● Directive
Your task is to transcribe the data in full.

—————

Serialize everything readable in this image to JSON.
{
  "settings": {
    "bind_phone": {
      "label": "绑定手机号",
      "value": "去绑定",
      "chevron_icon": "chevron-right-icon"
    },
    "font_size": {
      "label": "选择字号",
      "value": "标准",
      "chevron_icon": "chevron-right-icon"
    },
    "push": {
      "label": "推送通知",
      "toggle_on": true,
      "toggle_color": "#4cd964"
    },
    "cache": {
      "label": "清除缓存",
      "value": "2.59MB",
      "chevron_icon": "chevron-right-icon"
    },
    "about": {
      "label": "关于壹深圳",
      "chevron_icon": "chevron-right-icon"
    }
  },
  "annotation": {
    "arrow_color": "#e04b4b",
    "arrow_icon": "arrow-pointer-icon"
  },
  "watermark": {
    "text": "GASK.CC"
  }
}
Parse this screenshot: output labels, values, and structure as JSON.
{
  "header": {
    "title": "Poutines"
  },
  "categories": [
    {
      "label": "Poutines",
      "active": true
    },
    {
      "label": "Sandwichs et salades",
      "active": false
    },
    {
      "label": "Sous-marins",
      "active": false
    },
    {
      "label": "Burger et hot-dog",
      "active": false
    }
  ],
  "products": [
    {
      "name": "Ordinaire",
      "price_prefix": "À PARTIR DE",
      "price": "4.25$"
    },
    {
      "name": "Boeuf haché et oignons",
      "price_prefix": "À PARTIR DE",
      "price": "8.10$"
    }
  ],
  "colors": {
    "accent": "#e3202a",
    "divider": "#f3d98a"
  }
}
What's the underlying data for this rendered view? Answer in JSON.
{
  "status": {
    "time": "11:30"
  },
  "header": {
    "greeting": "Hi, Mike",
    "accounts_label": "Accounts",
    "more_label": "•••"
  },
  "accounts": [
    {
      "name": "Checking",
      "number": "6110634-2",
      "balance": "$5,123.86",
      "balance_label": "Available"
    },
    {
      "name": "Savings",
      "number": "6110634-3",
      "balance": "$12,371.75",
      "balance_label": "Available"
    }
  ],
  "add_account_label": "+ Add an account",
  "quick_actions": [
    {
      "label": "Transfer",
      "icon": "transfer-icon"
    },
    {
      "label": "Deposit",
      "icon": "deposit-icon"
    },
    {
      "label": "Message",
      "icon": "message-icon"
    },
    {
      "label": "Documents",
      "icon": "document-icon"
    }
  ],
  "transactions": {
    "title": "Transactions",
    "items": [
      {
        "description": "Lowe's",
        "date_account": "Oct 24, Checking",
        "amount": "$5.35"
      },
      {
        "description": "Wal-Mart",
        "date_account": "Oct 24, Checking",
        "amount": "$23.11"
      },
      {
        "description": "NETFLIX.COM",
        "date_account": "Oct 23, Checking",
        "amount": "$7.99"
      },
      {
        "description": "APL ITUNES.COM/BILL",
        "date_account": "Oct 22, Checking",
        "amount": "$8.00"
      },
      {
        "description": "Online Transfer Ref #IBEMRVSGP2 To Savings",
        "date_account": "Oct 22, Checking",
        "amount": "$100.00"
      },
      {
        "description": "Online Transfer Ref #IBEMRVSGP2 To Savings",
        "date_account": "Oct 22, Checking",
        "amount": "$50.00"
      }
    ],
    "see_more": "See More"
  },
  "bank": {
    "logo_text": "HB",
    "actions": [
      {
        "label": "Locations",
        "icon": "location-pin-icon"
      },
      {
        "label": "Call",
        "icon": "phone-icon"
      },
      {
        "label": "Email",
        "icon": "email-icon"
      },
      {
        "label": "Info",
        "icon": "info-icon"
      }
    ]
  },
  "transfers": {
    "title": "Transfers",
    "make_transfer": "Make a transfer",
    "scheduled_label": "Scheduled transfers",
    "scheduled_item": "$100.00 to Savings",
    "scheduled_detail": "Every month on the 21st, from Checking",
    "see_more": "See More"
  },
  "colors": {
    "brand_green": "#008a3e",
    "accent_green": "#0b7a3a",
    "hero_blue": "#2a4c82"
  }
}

—————

● Response to the exercise
Serialize everything readable in this image to JSON.
{
  "settings": {
    "bind_phone": {
      "label": "绑定手机号",
      "value": "去绑定",
      "chevron_icon": "chevron-right-icon"
    },
    "font_size": {
      "label": "选择字号",
      "value": "标准",
      "chevron_icon": "chevron-right-icon"
    },
    "push": {
      "label": "推送通知",
      "toggle_on": true,
      "toggle_color": "#4cd964"
    },
    "cache": {
      "label": "清除缓存",
      "value": "2.59MB",
      "chevron_icon": "chevron-right-icon"
    },
    "about": {
      "label": "关于壹深圳",
      "chevron_icon": "chevron-right-icon"
    }
  },
  "annotation": {
    "arrow_color": "#e04b4b",
    "arrow_icon": "arrow-pointer-icon"
  },
  "watermark": {
    "text": "GASK.CC"
  }
}
Parse this screenshot: output labels, values, and structure as JSON.
{
  "header": {
    "title": "Poutines"
  },
  "categories": [
    {
      "label": "Poutines",
      "active": true
    },
    {
      "label": "Sandwichs et salades",
      "active": false
    },
    {
      "label": "Sous-marins",
      "active": false
    },
    {
      "label": "Burger et hot-dog",
      "active": false
    }
  ],
  "products": [
    {
      "name": "Ordinaire",
      "price_prefix": "À PARTIR DE",
      "price": "4.25$"
    },
    {
      "name": "Boeuf haché et oignons",
      "price_prefix": "À PARTIR DE",
      "price": "8.10$"
    }
  ],
  "colors": {
    "accent": "#e3202a",
    "divider": "#f3d98a"
  }
}
What's the underlying data for this rendered view? Answer in JSON.
{
  "status": {
    "time": "11:30"
  },
  "header": {
    "greeting": "Hi, Mike",
    "accounts_label": "Accounts",
    "more_label": "•••"
  },
  "accounts": [
    {
      "name": "Checking",
      "number": "6110634-2",
      "balance": "$5,123.86",
      "balance_label": "Available"
    },
    {
      "name": "Savings",
      "number": "6110634-3",
      "balance": "$12,371.75",
      "balance_label": "Available"
    }
  ],
  "add_account_label": "+ Add an account",
  "quick_actions": [
    {
      "label": "Transfer",
      "icon": "transfer-icon"
    },
    {
      "label": "Deposit",
      "icon": "deposit-icon"
    },
    {
      "label": "Message",
      "icon": "message-icon"
    },
    {
      "label": "Documents",
      "icon": "document-icon"
    }
  ],
  "transactions": {
    "title": "Transactions",
    "items": [
      {
        "description": "Lowe's",
        "date_account": "Oct 24, Checking",
        "amount": "$5.35"
      },
      {
        "description": "Wal-Mart",
        "date_account": "Oct 24, Checking",
        "amount": "$23.11"
      },
      {
        "description": "NETFLIX.COM",
        "date_account": "Oct 23, Checking",
        "amount": "$7.99"
      },
      {
        "description": "APL ITUNES.COM/BILL",
        "date_account": "Oct 22, Checking",
        "amount": "$8.00"
      },
      {
        "description": "Online Transfer Ref #IBEMRVSGP2 To Savings",
        "date_account": "Oct 22, Checking",
        "amount": "$100.00"
      },
      {
        "description": "Online Transfer Ref #IBEMRVSGP2 To Savings",
        "date_account": "Oct 22, Checking",
        "amount": "$50.00"
      }
    ],
    "see_more": "See More"
  },
  "bank": {
    "logo_text": "HB",
    "actions": [
      {
        "label": "Locations",
        "icon": "location-pin-icon"
      },
      {
        "label": "Call",
        "icon": "phone-icon"
      },
      {
        "label": "Email",
        "icon": "email-icon"
      },
      {
        "label": "Info",
        "icon": "info-icon"
      }
    ]
  },
  "transfers": {
    "title": "Transfers",
    "make_transfer": "Make a transfer",
    "scheduled_label": "Scheduled transfers",
    "scheduled_item": "$100.00 to Savings",
    "scheduled_detail": "Every month on the 21st, from Checking",
    "see_more": "See More"
  },
  "colors": {
    "brand_green": "#008a3e",
    "accent_green": "#0b7a3a",
    "hero_blue": "#2a4c82"
  }
}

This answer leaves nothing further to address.